WHAT THE TASK REQUIRES: Report every line from the material that contains the word "description".

THE INPUT:
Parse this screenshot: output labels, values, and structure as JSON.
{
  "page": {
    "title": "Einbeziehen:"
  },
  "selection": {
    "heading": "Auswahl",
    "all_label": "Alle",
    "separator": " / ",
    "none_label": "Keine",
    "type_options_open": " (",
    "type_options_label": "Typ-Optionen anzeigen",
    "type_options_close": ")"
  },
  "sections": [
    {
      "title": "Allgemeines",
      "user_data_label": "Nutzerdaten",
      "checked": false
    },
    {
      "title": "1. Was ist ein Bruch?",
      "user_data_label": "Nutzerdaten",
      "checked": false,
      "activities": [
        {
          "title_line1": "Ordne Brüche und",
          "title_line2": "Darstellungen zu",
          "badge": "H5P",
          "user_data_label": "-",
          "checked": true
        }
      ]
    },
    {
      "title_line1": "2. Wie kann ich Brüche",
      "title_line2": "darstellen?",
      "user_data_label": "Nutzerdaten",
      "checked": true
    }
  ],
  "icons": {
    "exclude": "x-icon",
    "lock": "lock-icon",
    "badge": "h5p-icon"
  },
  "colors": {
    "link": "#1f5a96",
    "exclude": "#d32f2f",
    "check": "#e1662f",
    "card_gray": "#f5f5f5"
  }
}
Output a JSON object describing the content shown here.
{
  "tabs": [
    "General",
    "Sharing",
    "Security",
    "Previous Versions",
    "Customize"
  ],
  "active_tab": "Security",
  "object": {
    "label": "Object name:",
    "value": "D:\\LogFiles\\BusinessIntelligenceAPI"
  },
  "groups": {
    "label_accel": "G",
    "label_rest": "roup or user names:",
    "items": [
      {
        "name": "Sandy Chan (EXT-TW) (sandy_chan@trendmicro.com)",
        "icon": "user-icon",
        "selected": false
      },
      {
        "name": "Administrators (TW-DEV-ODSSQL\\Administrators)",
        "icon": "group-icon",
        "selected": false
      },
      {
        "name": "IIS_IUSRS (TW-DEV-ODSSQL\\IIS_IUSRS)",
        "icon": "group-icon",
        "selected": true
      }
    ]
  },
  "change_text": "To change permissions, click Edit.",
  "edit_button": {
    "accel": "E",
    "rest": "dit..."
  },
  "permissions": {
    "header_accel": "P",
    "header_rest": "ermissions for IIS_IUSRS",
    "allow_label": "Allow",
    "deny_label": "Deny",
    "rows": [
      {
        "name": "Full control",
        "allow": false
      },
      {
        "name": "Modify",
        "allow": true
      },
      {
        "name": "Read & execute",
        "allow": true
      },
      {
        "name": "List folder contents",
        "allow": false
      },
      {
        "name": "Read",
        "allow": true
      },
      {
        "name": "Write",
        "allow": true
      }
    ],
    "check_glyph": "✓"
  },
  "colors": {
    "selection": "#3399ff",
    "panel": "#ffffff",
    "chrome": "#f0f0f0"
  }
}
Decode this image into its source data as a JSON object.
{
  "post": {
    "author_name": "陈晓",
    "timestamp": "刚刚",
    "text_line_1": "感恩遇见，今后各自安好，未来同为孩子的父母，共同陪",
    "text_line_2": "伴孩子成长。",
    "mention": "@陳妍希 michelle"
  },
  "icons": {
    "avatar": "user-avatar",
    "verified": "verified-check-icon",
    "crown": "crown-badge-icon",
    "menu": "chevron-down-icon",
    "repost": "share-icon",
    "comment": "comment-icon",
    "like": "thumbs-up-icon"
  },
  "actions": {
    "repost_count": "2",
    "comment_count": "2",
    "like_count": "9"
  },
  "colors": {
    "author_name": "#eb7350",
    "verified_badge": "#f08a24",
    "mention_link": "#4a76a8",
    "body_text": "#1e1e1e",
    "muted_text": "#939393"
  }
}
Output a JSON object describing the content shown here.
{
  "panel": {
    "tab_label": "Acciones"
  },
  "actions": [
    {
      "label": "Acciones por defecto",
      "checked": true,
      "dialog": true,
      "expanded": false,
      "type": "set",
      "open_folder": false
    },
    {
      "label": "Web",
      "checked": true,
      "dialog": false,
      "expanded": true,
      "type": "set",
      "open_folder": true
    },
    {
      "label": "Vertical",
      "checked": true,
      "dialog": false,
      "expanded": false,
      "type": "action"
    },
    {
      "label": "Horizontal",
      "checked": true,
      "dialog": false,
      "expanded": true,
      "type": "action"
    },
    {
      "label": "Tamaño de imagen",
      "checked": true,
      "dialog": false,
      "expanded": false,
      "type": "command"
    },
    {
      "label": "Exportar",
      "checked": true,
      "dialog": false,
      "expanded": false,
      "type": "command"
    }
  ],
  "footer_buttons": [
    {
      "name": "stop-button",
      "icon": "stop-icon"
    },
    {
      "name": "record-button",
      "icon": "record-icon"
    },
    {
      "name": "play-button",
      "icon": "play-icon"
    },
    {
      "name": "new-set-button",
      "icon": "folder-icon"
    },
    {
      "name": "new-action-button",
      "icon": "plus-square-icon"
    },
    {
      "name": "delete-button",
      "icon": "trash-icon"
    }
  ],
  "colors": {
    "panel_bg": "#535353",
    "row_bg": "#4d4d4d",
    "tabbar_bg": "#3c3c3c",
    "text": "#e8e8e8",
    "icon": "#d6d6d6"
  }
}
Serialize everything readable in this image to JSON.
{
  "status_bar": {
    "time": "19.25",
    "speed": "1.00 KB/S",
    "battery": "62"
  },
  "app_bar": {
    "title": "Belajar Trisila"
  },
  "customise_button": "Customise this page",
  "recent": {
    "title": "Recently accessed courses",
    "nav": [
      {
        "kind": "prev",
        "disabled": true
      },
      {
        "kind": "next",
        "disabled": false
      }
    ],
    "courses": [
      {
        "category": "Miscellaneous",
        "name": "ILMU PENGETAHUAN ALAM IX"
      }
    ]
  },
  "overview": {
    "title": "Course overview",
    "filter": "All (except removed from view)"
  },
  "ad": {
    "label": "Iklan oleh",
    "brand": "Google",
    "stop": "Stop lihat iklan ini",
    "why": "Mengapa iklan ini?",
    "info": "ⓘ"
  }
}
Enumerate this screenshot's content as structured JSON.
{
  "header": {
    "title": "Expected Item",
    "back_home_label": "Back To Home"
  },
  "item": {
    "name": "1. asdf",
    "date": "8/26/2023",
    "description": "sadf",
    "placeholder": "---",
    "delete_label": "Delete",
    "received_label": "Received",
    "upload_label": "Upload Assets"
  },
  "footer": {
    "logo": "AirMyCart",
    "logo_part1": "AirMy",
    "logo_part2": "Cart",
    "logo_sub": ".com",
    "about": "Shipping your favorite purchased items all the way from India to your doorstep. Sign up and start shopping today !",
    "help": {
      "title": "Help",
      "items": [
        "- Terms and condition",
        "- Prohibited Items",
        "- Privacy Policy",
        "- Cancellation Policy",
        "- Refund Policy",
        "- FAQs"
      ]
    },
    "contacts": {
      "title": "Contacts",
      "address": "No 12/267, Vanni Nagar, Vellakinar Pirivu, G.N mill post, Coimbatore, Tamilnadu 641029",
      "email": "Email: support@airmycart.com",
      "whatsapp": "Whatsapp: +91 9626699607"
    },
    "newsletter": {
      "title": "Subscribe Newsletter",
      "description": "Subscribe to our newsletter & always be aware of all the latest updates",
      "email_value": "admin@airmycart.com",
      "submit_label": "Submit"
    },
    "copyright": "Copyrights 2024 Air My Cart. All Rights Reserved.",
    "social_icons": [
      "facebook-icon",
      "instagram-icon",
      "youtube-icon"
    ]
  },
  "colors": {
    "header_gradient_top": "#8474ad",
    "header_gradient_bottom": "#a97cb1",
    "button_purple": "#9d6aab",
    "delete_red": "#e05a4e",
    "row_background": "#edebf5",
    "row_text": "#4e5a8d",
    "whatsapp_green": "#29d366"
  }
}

RESPONSE TO THIS EXERCISE:
    "description": "sadf",
      "description": "Subscribe to our newsletter & always be aware of all the latest updates",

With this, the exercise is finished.